-- START Extracted entries --
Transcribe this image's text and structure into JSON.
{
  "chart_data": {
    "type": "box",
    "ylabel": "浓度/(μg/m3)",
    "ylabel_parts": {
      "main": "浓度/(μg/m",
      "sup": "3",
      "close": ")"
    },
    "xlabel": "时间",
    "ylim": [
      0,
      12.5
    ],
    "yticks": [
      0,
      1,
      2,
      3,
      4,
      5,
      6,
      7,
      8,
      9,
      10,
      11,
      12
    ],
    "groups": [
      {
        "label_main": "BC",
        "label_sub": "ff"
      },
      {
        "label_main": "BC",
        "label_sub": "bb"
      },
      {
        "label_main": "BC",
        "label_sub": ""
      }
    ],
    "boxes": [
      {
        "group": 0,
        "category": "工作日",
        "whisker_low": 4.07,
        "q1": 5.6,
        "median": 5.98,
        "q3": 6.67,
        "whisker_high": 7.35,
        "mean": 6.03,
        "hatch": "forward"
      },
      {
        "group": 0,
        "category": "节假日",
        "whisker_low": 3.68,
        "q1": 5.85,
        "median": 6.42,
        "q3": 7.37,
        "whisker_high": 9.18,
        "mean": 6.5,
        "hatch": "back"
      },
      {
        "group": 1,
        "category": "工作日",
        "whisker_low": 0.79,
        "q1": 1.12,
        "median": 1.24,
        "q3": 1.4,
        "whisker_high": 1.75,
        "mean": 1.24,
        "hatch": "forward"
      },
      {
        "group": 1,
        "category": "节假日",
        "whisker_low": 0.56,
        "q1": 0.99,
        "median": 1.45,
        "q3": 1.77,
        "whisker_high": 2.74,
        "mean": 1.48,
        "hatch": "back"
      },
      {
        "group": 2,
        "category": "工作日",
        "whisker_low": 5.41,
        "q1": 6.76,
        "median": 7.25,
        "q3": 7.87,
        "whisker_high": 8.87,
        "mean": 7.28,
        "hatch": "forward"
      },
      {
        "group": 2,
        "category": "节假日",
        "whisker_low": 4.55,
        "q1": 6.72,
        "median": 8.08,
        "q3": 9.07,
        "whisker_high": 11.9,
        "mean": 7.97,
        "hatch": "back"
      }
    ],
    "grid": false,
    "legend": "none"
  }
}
-- END Extracted entries --
• _Exercise task_:
Read through the entries and copy each line in which "median" appears.

• _Solution for this problem_:
        "median": 5.98,
        "median": 6.42,
        "median": 1.24,
        "median": 1.45,
        "median": 7.25,
        "median": 8.08,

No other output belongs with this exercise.